◆ **WHAT TO PRODUCE**: In the entries below, count every line with the word "moving". Return only the count.

[Collection entries]
[START]
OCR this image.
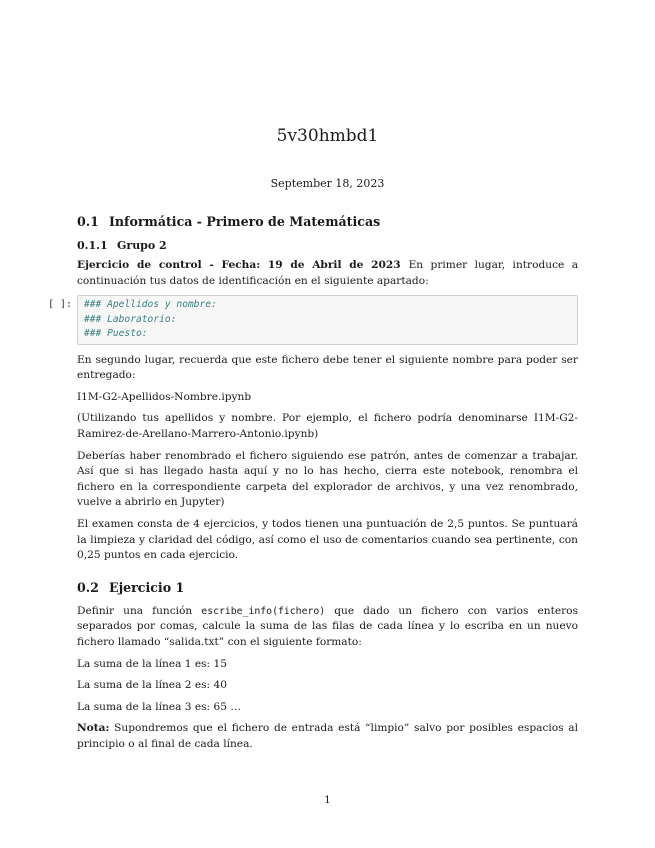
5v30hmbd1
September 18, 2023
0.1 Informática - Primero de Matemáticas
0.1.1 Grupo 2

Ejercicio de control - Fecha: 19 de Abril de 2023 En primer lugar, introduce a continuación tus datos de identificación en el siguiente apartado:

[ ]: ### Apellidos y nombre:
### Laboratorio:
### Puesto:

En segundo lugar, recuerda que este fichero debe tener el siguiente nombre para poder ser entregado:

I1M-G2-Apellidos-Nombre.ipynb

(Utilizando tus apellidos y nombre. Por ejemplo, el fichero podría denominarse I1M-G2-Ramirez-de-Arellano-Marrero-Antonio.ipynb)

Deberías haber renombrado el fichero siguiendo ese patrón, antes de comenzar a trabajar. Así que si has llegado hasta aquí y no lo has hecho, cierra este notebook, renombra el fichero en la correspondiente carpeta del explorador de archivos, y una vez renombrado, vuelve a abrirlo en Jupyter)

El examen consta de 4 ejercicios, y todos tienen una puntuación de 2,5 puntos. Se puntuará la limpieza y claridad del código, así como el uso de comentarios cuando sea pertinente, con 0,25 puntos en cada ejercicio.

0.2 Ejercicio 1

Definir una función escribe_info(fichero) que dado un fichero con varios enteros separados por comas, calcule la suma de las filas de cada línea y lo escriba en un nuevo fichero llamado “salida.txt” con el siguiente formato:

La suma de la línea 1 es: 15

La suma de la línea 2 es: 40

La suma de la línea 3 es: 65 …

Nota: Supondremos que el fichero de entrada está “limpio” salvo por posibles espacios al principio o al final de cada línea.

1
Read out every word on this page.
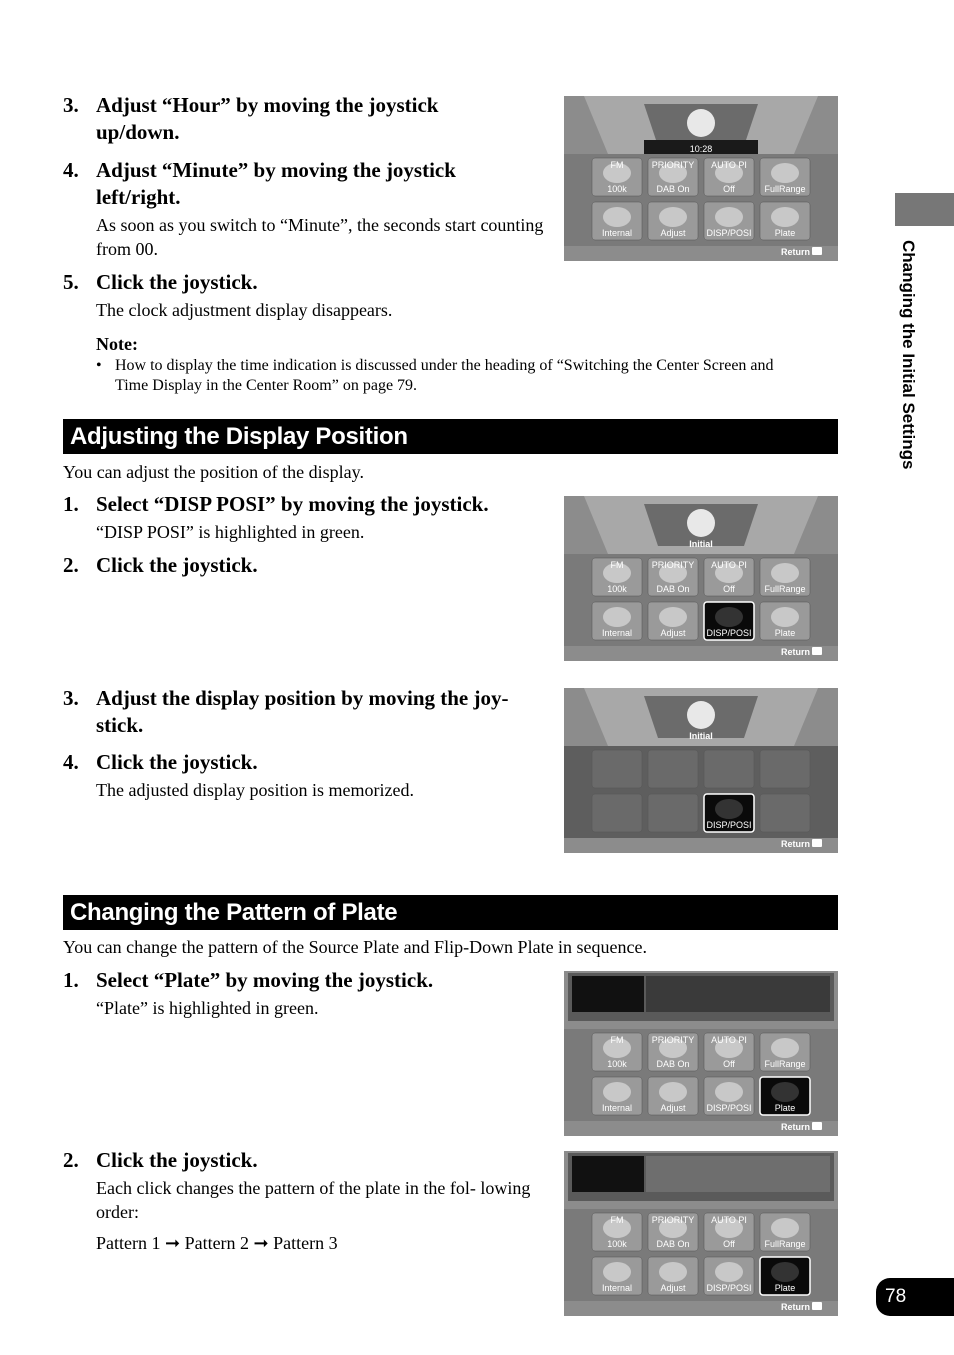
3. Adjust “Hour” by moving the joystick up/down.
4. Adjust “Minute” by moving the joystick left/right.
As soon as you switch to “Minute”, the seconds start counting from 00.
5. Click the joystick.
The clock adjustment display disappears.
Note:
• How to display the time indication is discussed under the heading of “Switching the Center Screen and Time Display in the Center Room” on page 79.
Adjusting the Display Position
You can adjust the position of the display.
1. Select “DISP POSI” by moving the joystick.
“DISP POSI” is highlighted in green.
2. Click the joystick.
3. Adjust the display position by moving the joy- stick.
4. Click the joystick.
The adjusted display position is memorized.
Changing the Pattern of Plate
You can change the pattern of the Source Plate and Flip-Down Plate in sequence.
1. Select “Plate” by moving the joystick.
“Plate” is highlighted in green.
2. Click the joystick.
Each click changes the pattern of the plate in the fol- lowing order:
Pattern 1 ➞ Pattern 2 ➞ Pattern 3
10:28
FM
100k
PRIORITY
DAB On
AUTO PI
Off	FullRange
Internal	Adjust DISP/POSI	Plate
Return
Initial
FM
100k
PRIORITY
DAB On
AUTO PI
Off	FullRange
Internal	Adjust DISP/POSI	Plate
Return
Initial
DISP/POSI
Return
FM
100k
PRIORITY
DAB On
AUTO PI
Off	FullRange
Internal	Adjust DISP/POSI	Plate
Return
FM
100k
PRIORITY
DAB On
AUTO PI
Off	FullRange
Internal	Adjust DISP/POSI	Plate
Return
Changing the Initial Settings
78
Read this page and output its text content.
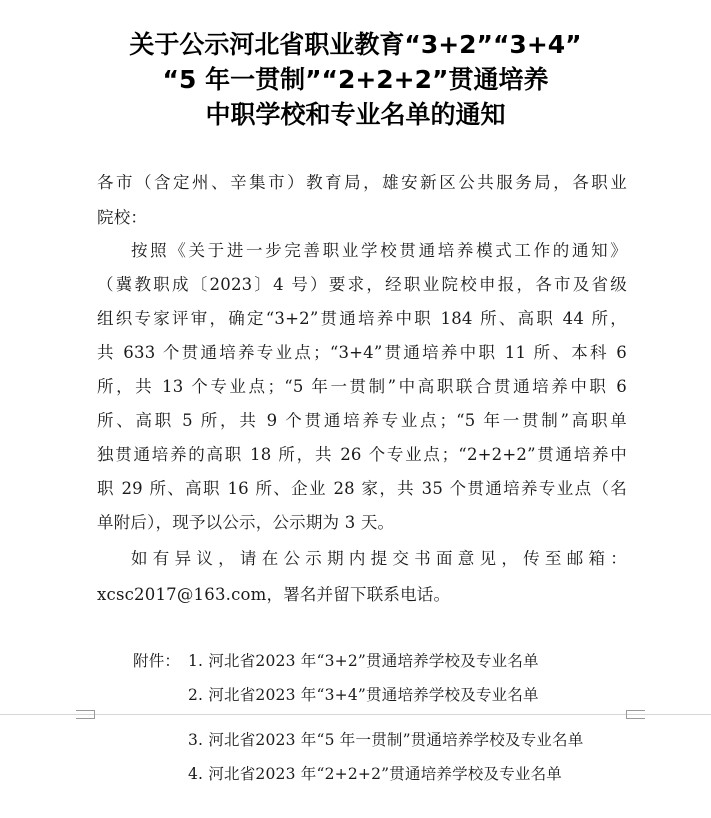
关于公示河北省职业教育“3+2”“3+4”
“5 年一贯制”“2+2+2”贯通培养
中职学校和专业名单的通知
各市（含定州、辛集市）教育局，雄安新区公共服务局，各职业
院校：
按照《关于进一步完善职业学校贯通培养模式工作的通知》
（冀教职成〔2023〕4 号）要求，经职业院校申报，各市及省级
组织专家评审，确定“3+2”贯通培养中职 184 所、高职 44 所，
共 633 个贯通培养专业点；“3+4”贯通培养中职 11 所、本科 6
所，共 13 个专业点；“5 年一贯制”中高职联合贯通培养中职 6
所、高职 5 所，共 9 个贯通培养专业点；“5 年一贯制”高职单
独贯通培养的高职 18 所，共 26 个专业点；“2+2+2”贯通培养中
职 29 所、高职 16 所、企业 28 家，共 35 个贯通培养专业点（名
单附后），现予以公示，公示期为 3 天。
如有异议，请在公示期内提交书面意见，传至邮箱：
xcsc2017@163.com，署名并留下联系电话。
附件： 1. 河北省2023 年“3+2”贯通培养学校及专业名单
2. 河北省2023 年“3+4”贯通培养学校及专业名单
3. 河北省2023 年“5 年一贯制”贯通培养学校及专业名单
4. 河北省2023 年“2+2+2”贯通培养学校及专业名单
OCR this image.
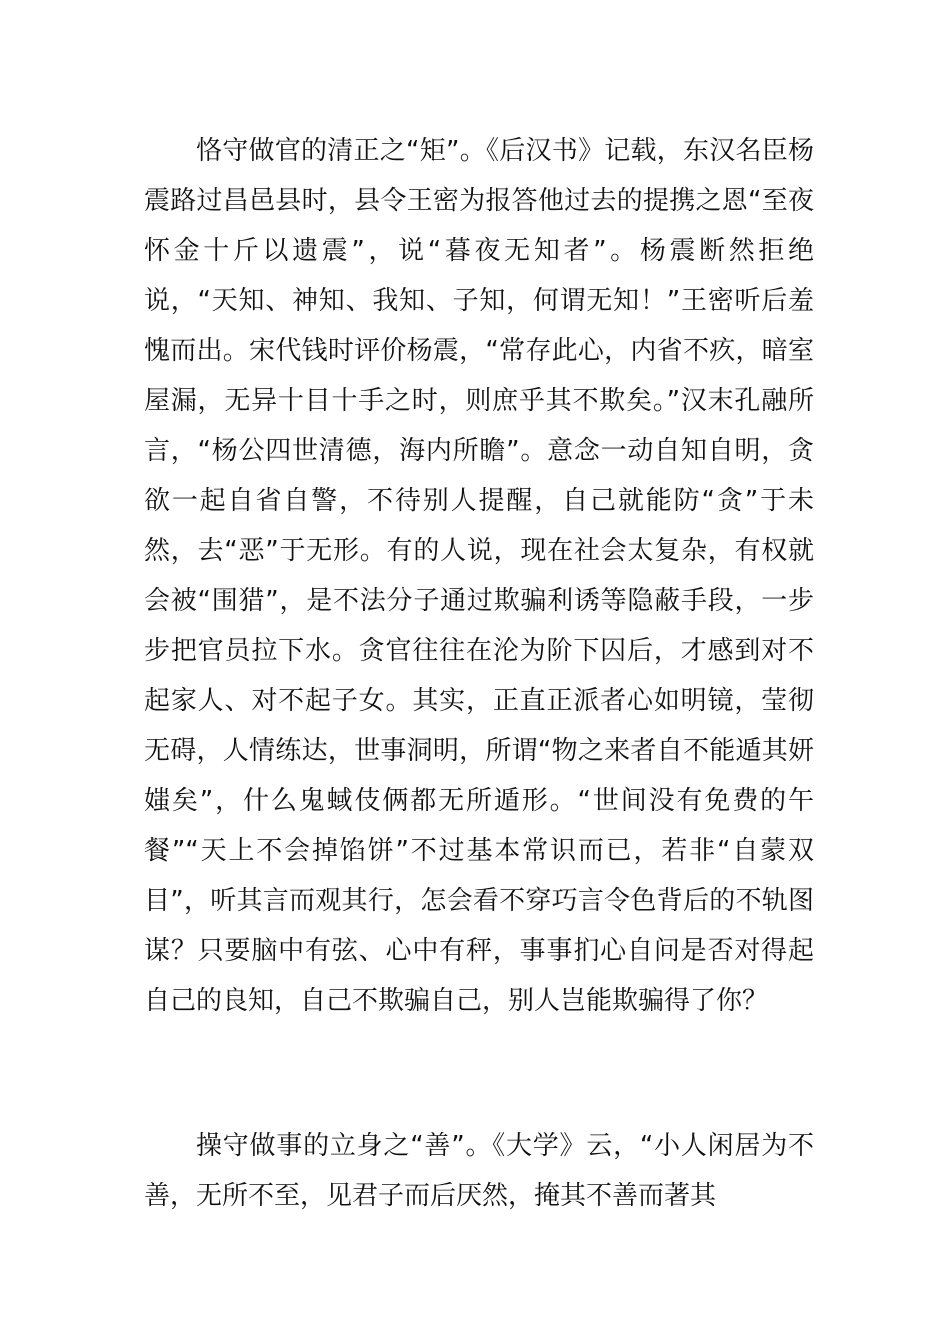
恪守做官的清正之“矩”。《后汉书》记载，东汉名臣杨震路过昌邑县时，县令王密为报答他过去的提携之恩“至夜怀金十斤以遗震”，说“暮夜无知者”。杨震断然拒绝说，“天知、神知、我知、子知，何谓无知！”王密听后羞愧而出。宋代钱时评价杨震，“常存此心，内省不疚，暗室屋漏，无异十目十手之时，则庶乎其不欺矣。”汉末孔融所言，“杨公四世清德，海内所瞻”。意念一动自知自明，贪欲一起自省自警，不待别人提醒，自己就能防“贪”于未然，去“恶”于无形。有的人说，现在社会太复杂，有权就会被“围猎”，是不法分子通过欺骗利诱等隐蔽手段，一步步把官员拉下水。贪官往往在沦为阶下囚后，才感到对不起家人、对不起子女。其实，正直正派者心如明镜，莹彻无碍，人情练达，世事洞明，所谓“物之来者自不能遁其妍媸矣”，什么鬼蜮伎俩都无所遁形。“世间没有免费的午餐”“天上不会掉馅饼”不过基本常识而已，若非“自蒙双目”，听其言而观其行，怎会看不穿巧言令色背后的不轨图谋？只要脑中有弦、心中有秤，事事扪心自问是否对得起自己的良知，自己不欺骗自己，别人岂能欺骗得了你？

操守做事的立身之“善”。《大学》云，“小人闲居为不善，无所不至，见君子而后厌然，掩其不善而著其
[END]
◆ **OUTPUT**: 5